→ EXERCISE INSTRUCTIONS
Please pull out every line that includes the string "group".

→ INPUT DATA
+-------+

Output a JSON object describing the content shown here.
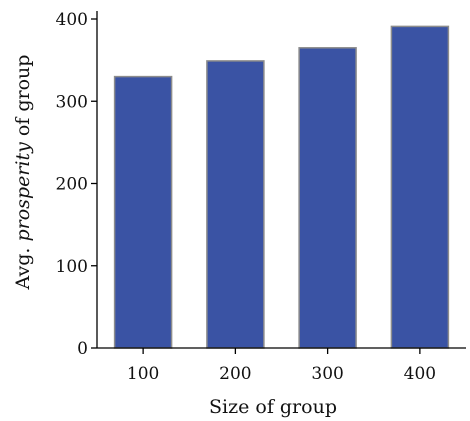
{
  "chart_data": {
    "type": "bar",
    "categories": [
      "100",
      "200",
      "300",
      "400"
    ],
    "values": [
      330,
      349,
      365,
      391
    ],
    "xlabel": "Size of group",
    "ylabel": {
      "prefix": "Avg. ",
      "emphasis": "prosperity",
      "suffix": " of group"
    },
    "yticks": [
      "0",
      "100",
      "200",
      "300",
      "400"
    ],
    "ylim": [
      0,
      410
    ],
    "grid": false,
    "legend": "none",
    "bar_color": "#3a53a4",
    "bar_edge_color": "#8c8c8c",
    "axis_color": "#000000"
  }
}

+-------+

→ ANSWER IN FULL
    "xlabel": "Size of group",
      "suffix": " of group"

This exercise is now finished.